Give the data a second time, exactly and in full.

+ + + + +

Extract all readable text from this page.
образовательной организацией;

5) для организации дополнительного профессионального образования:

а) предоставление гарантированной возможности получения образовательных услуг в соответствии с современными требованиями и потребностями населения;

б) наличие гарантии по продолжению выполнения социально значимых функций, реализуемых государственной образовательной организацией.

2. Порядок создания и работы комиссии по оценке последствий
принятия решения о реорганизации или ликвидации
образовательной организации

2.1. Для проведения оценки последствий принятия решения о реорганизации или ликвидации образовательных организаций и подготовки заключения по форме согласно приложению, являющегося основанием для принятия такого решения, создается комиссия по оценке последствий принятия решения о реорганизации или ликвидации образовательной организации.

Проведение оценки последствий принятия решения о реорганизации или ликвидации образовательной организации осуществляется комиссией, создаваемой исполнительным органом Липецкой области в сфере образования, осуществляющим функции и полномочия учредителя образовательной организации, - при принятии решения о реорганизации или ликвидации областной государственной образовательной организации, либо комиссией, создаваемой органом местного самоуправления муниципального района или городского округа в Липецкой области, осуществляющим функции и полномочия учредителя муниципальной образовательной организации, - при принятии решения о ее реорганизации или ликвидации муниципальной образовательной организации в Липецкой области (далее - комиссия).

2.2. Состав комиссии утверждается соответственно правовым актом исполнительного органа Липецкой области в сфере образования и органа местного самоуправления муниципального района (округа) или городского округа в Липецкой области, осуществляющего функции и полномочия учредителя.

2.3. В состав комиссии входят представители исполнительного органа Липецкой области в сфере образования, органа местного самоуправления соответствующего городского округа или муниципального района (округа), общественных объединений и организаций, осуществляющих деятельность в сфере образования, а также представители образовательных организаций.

+ + + + +

Solution for this task:
Extract all readable text from this page.
образовательной организацией;

5) для организации дополнительного профессионального образования:

а) предоставление гарантированной возможности получения образовательных услуг в соответствии с современными требованиями и потребностями населения;

б) наличие гарантии по продолжению выполнения социально значимых функций, реализуемых государственной образовательной организацией.

2. Порядок создания и работы комиссии по оценке последствий
принятия решения о реорганизации или ликвидации
образовательной организации

2.1. Для проведения оценки последствий принятия решения о реорганизации или ликвидации образовательных организаций и подготовки заключения по форме согласно приложению, являющегося основанием для принятия такого решения, создается комиссия по оценке последствий принятия решения о реорганизации или ликвидации образовательной организации.

Проведение оценки последствий принятия решения о реорганизации или ликвидации образовательной организации осуществляется комиссией, создаваемой исполнительным органом Липецкой области в сфере образования, осуществляющим функции и полномочия учредителя образовательной организации, - при принятии решения о реорганизации или ликвидации областной государственной образовательной организации, либо комиссией, создаваемой органом местного самоуправления муниципального района или городского округа в Липецкой области, осуществляющим функции и полномочия учредителя муниципальной образовательной организации, - при принятии решения о ее реорганизации или ликвидации муниципальной образовательной организации в Липецкой области (далее - комиссия).

2.2. Состав комиссии утверждается соответственно правовым актом исполнительного органа Липецкой области в сфере образования и органа местного самоуправления муниципального района (округа) или городского округа в Липецкой области, осуществляющего функции и полномочия учредителя.

2.3. В состав комиссии входят представители исполнительного органа Липецкой области в сфере образования, органа местного самоуправления соответствующего городского округа или муниципального района (округа), общественных объединений и организаций, осуществляющих деятельность в сфере образования, а также представители образовательных организаций.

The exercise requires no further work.